[Short task]
Lift out all lines below that contain "Axure".
#### Raw records
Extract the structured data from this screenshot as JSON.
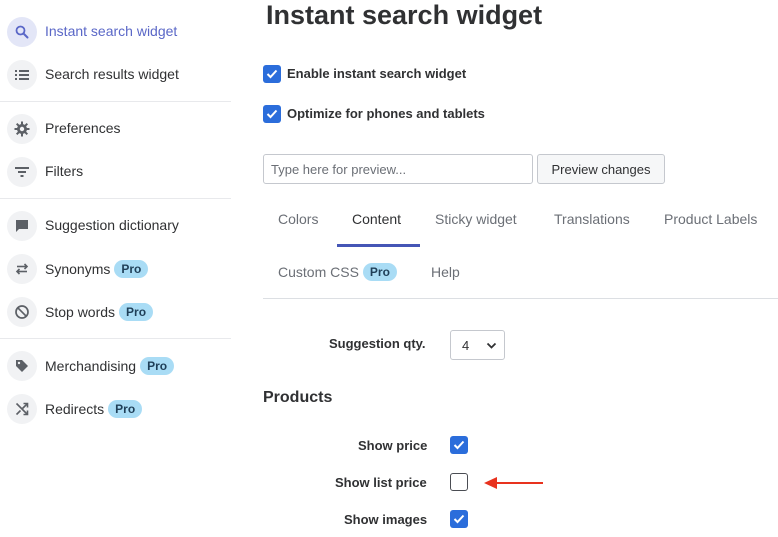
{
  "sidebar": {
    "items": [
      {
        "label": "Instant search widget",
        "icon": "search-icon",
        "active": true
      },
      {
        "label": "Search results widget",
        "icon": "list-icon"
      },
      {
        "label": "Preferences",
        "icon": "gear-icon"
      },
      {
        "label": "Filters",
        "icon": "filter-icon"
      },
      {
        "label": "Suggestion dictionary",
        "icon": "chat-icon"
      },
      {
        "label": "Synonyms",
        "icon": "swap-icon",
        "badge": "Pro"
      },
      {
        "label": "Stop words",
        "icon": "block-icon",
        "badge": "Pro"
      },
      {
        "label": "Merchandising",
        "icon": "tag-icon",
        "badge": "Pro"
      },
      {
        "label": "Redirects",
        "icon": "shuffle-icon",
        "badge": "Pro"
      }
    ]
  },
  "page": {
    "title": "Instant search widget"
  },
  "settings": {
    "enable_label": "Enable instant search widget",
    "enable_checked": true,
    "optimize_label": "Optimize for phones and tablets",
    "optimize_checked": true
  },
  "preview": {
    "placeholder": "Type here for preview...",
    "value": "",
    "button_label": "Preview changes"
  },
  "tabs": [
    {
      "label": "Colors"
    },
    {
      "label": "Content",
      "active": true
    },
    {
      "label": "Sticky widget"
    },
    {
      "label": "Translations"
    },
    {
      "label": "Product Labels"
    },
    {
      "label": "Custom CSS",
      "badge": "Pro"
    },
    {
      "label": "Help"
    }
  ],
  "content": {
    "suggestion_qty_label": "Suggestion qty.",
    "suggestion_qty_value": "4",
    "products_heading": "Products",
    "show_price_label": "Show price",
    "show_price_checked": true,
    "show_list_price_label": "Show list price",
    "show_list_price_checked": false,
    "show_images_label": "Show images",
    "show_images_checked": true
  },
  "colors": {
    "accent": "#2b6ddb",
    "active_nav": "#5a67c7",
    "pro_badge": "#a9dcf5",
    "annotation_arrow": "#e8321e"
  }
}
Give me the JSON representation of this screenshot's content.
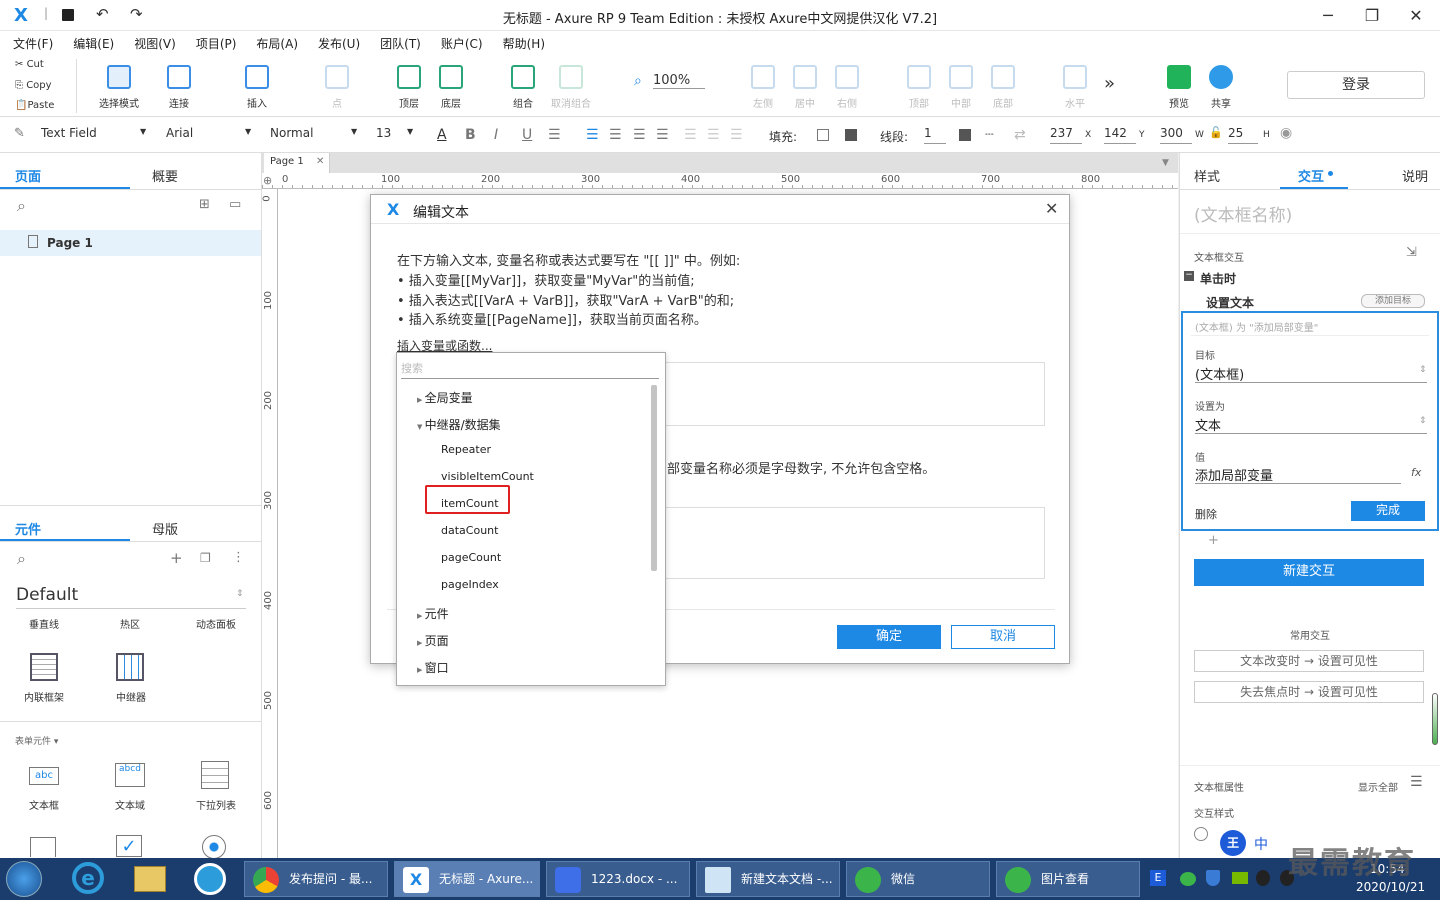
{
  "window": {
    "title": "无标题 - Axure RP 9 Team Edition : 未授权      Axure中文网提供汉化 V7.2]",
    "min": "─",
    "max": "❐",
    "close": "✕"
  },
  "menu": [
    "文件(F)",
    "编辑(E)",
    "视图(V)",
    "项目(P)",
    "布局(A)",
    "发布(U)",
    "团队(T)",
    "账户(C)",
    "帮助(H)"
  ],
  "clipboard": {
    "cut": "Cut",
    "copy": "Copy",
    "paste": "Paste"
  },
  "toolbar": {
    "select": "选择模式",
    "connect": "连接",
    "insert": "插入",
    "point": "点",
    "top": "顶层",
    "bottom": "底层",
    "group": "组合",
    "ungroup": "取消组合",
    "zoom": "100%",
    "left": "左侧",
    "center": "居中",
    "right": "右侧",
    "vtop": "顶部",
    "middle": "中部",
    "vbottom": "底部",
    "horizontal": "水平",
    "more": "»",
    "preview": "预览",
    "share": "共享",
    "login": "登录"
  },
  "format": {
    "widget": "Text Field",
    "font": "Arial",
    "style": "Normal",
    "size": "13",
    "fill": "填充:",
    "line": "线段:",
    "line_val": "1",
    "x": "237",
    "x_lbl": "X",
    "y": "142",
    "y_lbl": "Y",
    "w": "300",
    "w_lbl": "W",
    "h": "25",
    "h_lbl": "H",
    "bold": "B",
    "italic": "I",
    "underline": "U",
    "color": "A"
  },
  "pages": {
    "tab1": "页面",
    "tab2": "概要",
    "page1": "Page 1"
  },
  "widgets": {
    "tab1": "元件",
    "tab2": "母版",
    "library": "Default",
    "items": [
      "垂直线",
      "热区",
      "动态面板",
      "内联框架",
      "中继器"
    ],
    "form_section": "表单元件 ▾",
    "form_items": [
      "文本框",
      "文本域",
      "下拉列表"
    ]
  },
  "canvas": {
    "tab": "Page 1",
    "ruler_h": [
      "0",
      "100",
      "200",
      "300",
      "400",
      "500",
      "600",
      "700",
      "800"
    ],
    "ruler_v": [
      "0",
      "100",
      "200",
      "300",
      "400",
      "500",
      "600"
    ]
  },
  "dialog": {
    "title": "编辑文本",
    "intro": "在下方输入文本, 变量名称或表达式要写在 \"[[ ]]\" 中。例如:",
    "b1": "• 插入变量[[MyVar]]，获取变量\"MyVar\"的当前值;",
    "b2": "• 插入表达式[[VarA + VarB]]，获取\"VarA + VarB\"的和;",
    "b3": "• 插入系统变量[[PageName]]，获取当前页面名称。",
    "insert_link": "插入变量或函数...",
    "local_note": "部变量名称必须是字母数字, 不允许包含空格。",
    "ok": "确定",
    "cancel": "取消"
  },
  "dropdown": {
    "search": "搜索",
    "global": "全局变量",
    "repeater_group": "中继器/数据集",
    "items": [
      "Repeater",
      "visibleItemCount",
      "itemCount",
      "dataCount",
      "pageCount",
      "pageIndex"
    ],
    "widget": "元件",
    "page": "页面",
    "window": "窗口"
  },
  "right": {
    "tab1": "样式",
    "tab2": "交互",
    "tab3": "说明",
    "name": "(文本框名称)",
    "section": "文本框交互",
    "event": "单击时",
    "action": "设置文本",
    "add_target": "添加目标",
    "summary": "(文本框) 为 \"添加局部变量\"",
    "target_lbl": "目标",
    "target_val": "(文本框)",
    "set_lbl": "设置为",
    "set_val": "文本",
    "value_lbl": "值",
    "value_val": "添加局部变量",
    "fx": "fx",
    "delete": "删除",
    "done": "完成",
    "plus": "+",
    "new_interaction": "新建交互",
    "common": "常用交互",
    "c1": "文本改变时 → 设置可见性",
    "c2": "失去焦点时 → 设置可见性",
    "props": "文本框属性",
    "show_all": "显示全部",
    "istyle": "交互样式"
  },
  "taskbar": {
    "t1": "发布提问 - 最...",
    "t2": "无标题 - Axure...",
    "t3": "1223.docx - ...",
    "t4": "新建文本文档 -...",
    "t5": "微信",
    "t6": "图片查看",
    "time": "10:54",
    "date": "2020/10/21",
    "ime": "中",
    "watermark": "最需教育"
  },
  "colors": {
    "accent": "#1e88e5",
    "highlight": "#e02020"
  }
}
########
#### Raw records
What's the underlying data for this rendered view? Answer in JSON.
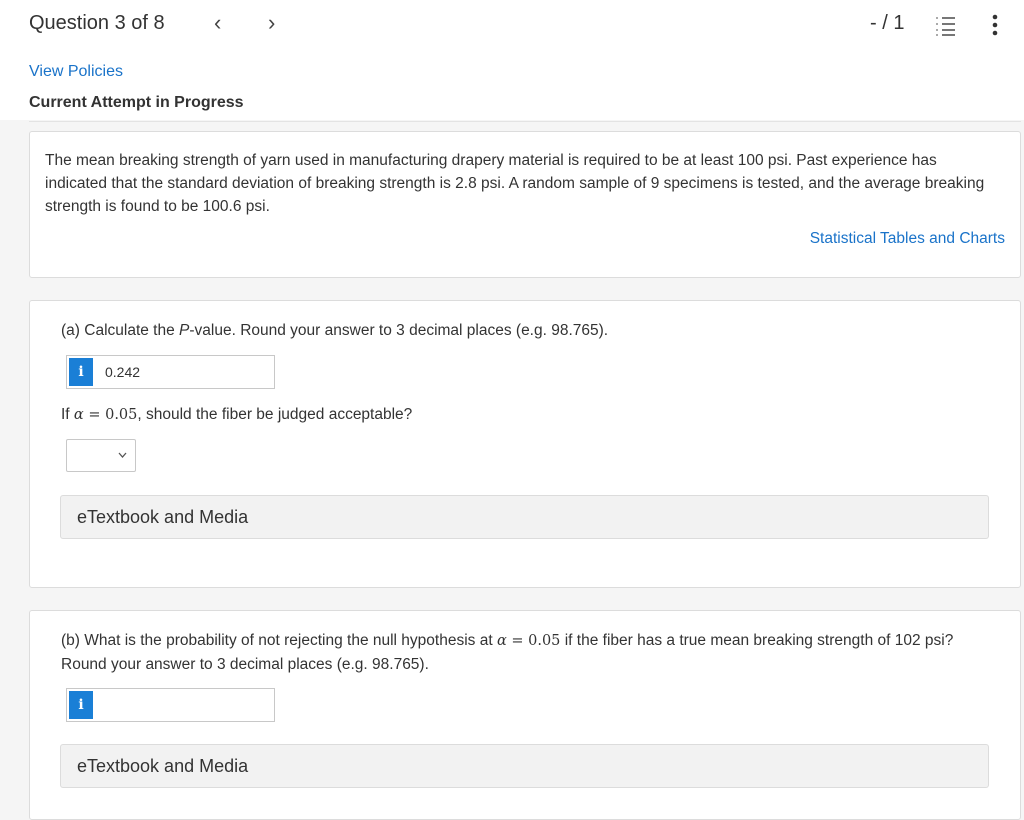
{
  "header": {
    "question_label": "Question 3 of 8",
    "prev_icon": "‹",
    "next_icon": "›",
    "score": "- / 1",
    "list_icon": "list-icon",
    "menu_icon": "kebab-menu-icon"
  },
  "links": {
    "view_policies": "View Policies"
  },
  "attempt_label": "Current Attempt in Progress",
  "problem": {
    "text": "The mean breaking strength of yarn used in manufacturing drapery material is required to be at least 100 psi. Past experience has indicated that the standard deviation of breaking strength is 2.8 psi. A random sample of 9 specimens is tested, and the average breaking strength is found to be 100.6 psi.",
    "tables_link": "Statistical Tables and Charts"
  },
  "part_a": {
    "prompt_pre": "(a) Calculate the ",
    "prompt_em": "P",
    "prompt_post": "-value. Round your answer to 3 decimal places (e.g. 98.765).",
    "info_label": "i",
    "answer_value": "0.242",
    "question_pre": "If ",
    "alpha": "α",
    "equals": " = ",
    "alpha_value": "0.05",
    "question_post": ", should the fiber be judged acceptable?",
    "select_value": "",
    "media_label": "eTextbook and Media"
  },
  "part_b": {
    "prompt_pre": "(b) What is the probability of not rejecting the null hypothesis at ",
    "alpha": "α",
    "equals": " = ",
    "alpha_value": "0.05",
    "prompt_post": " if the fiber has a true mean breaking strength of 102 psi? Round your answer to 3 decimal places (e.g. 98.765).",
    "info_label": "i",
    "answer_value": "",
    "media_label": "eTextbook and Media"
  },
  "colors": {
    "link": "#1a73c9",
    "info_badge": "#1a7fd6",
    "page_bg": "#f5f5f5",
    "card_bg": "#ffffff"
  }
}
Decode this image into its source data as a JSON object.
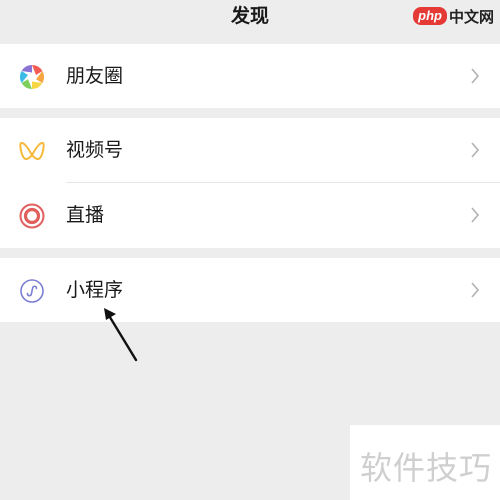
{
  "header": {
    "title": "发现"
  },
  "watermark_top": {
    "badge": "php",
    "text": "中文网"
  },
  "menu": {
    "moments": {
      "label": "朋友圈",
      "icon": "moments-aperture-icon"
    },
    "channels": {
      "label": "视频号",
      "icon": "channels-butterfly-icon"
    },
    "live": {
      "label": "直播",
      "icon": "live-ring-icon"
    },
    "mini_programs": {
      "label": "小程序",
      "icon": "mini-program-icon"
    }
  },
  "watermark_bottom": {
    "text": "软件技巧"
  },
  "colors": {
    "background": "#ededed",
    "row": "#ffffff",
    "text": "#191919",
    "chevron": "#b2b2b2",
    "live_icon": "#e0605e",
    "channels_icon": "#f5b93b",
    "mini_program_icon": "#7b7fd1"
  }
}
########
[Problem solution]
    "title": "无标题 - Axure RP 9 Team Edition : 未授权      Axure中文网提供汉化 V7.2]",
    "t2": "无标题 - Axure...",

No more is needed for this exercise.